■ GIVEN TASK ■
Copy out each line that has "exception" in it.

■ EXCERPTED DATA ■
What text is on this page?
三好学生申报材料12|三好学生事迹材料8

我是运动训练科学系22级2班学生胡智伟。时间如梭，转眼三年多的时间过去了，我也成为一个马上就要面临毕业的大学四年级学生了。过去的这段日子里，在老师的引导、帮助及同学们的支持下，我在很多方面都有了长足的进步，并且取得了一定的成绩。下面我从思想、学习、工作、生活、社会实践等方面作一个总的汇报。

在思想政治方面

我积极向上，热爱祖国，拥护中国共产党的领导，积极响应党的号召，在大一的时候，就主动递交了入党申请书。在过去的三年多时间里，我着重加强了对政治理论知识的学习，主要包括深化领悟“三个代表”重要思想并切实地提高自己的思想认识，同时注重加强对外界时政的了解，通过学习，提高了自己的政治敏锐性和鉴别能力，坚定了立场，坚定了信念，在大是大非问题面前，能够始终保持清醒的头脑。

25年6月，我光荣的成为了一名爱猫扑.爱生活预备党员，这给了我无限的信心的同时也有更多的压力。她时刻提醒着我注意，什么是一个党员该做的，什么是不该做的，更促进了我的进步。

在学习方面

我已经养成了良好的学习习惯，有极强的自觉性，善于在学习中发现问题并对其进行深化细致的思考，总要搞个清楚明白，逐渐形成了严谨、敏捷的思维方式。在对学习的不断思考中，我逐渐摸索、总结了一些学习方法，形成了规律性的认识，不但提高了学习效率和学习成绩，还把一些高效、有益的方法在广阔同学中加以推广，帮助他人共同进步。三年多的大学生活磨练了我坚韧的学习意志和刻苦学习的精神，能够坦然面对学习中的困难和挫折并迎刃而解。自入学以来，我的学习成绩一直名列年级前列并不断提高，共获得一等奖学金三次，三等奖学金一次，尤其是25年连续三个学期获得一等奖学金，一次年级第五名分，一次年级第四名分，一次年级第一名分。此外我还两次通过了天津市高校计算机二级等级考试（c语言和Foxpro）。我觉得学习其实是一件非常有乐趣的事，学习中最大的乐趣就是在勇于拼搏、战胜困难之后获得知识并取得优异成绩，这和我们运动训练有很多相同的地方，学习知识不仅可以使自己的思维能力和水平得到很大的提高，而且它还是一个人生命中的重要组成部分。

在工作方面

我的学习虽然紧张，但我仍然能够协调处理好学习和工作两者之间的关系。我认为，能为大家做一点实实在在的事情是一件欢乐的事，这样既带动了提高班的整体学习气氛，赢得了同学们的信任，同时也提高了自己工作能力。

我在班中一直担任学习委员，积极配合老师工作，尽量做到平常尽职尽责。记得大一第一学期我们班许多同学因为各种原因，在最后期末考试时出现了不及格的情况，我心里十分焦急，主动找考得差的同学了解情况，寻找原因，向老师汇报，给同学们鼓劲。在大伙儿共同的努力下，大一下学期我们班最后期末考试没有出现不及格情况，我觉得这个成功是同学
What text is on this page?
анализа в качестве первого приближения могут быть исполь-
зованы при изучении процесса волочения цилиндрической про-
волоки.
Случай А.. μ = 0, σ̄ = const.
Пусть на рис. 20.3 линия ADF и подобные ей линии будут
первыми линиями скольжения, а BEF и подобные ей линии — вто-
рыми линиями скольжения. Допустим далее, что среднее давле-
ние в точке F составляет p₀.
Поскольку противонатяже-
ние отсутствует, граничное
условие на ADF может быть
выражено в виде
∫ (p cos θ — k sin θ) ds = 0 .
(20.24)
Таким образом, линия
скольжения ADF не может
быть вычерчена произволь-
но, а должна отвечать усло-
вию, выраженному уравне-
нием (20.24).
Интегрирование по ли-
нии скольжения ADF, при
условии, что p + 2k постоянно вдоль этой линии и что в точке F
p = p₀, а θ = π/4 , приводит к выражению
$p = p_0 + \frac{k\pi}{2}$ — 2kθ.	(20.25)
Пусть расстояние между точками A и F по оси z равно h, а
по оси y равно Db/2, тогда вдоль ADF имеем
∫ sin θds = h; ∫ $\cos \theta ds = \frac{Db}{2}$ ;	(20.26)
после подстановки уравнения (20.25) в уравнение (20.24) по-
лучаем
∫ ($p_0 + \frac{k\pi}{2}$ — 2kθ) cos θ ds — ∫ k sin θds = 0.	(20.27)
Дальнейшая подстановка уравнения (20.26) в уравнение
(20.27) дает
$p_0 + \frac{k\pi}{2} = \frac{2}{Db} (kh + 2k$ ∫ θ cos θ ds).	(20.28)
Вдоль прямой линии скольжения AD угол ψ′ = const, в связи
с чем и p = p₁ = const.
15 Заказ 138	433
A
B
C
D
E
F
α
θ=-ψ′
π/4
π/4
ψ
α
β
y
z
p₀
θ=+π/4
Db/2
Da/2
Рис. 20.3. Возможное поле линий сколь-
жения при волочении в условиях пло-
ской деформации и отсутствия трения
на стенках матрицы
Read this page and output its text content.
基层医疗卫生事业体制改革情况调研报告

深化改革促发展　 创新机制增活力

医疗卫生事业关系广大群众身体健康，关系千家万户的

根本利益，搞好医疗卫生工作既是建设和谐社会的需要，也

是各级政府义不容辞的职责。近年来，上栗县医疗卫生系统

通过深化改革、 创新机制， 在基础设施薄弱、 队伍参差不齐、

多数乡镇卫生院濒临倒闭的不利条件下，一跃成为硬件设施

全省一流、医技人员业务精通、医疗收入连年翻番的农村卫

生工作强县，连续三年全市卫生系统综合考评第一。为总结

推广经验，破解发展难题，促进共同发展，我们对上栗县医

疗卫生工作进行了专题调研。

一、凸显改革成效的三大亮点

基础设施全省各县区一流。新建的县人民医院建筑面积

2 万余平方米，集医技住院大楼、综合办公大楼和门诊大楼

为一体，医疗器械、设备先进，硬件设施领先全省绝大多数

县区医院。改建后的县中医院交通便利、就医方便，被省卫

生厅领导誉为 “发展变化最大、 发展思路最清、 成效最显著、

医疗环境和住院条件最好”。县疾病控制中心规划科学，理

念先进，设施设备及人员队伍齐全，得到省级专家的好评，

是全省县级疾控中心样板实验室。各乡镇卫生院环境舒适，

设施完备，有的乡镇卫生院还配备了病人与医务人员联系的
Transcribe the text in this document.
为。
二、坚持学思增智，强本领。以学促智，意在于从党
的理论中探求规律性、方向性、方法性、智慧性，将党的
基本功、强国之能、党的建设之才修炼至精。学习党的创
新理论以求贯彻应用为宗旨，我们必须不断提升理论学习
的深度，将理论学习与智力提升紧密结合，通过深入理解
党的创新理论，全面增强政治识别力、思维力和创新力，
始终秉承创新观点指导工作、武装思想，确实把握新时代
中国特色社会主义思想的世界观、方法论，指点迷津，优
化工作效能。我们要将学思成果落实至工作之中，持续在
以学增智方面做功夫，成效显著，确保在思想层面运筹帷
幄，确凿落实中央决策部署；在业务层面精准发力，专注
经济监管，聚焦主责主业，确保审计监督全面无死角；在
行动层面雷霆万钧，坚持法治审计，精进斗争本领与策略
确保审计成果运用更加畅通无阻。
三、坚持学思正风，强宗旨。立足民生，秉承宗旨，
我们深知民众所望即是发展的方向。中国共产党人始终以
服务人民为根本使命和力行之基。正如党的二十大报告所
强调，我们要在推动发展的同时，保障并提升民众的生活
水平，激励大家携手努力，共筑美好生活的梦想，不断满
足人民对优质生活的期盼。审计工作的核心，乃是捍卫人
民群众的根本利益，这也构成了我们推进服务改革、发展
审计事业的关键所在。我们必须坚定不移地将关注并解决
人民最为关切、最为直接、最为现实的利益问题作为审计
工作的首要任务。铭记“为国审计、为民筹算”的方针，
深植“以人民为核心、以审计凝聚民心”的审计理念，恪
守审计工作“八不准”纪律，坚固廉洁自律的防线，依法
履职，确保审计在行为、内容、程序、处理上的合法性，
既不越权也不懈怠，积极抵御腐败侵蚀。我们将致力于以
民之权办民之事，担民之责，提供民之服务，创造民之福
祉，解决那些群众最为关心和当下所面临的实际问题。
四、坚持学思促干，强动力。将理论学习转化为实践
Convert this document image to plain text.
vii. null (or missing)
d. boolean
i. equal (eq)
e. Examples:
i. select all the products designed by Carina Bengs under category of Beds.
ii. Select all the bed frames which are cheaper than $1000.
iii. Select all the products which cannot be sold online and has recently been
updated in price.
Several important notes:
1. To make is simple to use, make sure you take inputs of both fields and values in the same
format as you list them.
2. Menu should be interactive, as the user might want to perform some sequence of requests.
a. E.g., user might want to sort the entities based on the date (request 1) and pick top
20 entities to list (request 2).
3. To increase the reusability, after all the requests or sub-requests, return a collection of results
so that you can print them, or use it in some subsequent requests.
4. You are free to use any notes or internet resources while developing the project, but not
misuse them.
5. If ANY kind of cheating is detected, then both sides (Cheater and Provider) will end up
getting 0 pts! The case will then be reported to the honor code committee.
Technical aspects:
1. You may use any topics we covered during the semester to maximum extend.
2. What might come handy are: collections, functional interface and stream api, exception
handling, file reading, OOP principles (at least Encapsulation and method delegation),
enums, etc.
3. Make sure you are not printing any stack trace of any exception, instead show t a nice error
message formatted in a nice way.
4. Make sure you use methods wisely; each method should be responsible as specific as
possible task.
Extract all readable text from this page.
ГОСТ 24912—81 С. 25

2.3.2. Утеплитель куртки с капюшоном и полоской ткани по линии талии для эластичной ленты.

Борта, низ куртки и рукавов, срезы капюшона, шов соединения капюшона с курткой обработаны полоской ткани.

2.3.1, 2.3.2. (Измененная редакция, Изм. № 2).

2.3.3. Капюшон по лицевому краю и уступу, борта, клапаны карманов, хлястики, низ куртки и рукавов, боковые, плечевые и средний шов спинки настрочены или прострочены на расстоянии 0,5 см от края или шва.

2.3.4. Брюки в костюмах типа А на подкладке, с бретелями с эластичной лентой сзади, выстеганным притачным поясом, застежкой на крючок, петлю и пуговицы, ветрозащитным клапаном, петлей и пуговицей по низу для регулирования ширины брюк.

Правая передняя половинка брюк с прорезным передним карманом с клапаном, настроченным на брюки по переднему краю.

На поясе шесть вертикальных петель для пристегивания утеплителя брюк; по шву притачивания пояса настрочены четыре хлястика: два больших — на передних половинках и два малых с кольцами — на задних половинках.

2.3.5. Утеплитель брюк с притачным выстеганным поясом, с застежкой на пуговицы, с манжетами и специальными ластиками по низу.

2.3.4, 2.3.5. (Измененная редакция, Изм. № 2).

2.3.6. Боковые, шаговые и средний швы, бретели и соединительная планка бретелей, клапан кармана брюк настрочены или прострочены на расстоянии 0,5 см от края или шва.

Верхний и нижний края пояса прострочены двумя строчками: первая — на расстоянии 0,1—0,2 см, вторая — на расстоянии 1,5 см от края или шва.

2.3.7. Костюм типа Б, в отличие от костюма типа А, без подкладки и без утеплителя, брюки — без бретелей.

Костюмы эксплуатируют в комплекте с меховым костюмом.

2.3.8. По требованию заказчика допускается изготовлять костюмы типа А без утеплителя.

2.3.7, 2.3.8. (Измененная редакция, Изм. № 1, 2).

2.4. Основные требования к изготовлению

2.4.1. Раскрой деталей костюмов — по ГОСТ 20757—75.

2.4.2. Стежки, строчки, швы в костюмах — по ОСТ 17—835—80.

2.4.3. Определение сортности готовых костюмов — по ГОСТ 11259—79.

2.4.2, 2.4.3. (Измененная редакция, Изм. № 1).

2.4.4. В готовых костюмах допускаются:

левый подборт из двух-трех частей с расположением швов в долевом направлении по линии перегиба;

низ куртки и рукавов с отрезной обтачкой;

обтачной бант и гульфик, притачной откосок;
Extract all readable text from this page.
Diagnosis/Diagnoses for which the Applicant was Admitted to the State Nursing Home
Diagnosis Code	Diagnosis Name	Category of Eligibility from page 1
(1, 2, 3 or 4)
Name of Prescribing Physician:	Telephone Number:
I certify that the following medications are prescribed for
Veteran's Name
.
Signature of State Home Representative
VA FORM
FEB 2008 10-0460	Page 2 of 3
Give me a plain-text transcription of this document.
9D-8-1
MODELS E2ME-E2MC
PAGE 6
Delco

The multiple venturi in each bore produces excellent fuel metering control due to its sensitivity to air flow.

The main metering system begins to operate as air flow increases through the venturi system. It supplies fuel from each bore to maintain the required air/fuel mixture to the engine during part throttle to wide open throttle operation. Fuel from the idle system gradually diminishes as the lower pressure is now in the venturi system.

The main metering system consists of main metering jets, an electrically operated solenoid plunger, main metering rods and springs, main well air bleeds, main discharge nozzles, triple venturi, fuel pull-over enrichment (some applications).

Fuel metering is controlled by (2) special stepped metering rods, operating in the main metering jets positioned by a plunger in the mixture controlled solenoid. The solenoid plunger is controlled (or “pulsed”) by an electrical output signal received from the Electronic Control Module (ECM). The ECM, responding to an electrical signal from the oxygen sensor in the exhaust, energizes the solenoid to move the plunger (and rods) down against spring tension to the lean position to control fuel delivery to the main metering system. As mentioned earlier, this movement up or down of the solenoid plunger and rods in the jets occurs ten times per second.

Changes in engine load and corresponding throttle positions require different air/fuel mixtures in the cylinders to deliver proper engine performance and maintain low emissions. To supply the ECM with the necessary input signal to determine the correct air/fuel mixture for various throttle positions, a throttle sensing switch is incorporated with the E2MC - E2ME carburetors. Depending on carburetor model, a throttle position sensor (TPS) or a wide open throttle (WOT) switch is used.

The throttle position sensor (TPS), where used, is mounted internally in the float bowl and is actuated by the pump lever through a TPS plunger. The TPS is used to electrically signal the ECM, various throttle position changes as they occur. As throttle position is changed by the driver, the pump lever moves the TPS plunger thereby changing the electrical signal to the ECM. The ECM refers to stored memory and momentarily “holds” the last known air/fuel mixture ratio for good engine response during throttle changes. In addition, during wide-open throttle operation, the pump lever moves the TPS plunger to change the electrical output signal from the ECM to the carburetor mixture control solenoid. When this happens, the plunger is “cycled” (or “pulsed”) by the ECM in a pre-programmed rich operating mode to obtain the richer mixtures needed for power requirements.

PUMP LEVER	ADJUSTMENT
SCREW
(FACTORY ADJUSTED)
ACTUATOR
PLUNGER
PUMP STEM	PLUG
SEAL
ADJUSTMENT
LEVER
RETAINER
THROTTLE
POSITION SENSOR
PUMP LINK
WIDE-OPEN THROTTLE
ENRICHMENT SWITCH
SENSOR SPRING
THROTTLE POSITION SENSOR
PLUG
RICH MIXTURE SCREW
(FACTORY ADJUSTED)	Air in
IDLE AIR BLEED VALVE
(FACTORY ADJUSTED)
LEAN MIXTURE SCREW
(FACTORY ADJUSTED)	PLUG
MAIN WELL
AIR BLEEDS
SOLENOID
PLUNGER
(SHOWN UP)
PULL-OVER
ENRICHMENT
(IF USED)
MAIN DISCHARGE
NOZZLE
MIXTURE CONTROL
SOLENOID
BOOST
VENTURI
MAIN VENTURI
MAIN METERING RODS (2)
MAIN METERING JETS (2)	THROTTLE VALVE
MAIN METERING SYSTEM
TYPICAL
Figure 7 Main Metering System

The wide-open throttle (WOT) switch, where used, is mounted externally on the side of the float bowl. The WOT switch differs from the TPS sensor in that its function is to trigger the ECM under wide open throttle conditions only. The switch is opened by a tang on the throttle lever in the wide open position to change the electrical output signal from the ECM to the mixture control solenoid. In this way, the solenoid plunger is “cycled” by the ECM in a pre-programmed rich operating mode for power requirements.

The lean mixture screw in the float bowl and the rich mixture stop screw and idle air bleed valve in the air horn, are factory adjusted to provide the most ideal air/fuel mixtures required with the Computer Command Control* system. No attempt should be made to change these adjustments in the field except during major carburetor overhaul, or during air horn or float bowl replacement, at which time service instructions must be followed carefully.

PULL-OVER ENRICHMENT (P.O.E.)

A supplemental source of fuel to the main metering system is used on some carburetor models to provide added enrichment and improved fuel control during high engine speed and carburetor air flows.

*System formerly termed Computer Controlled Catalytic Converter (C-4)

■ EXERCISE ANSWER ■
2. What might come handy are: collections, functional interface and stream api, exception
3. Make sure you are not printing any stack trace of any exception, instead show t a nice error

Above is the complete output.